#### [TASK STATEMENT]
Write the material out again, line by line, exactly as it is.

+++ THE RECORDS +++

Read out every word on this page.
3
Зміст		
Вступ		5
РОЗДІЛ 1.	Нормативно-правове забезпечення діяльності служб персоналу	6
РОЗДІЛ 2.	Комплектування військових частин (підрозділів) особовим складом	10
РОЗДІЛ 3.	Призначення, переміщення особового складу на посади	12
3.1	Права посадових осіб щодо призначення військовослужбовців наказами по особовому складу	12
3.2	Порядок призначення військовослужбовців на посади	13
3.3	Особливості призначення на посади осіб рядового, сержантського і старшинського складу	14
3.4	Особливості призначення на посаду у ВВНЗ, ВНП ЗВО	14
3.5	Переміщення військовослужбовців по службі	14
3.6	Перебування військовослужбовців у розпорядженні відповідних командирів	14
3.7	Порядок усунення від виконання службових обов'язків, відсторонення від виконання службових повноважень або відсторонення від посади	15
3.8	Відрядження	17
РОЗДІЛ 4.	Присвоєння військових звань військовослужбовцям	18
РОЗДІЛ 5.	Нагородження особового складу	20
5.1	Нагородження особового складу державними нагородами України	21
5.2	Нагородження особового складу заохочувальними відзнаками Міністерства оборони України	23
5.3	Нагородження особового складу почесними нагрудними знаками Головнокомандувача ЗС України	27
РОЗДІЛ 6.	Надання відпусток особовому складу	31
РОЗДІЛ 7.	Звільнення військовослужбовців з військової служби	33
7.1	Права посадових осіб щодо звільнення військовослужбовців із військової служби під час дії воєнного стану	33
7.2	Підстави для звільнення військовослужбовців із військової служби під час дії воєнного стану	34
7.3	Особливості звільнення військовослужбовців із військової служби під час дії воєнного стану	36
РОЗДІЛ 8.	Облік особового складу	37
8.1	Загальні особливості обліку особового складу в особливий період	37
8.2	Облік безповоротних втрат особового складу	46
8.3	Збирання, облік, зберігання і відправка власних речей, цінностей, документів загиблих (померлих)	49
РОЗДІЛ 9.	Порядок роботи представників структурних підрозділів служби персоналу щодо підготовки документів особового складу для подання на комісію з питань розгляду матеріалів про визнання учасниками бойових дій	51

+++

#### [FULL RESPONSE]
Read out every word on this page.
3
Зміст		
Вступ		5
РОЗДІЛ 1.	Нормативно-правове забезпечення діяльності служб персоналу	6
РОЗДІЛ 2.	Комплектування військових частин (підрозділів) особовим складом	10
РОЗДІЛ 3.	Призначення, переміщення особового складу на посади	12
3.1	Права посадових осіб щодо призначення військовослужбовців наказами по особовому складу	12
3.2	Порядок призначення військовослужбовців на посади	13
3.3	Особливості призначення на посади осіб рядового, сержантського і старшинського складу	14
3.4	Особливості призначення на посаду у ВВНЗ, ВНП ЗВО	14
3.5	Переміщення військовослужбовців по службі	14
3.6	Перебування військовослужбовців у розпорядженні відповідних командирів	14
3.7	Порядок усунення від виконання службових обов'язків, відсторонення від виконання службових повноважень або відсторонення від посади	15
3.8	Відрядження	17
РОЗДІЛ 4.	Присвоєння військових звань військовослужбовцям	18
РОЗДІЛ 5.	Нагородження особового складу	20
5.1	Нагородження особового складу державними нагородами України	21
5.2	Нагородження особового складу заохочувальними відзнаками Міністерства оборони України	23
5.3	Нагородження особового складу почесними нагрудними знаками Головнокомандувача ЗС України	27
РОЗДІЛ 6.	Надання відпусток особовому складу	31
РОЗДІЛ 7.	Звільнення військовослужбовців з військової служби	33
7.1	Права посадових осіб щодо звільнення військовослужбовців із військової служби під час дії воєнного стану	33
7.2	Підстави для звільнення військовослужбовців із військової служби під час дії воєнного стану	34
7.3	Особливості звільнення військовослужбовців із військової служби під час дії воєнного стану	36
РОЗДІЛ 8.	Облік особового складу	37
8.1	Загальні особливості обліку особового складу в особливий період	37
8.2	Облік безповоротних втрат особового складу	46
8.3	Збирання, облік, зберігання і відправка власних речей, цінностей, документів загиблих (померлих)	49
РОЗДІЛ 9.	Порядок роботи представників структурних підрозділів служби персоналу щодо підготовки документів особового складу для подання на комісію з питань розгляду матеріалів про визнання учасниками бойових дій	51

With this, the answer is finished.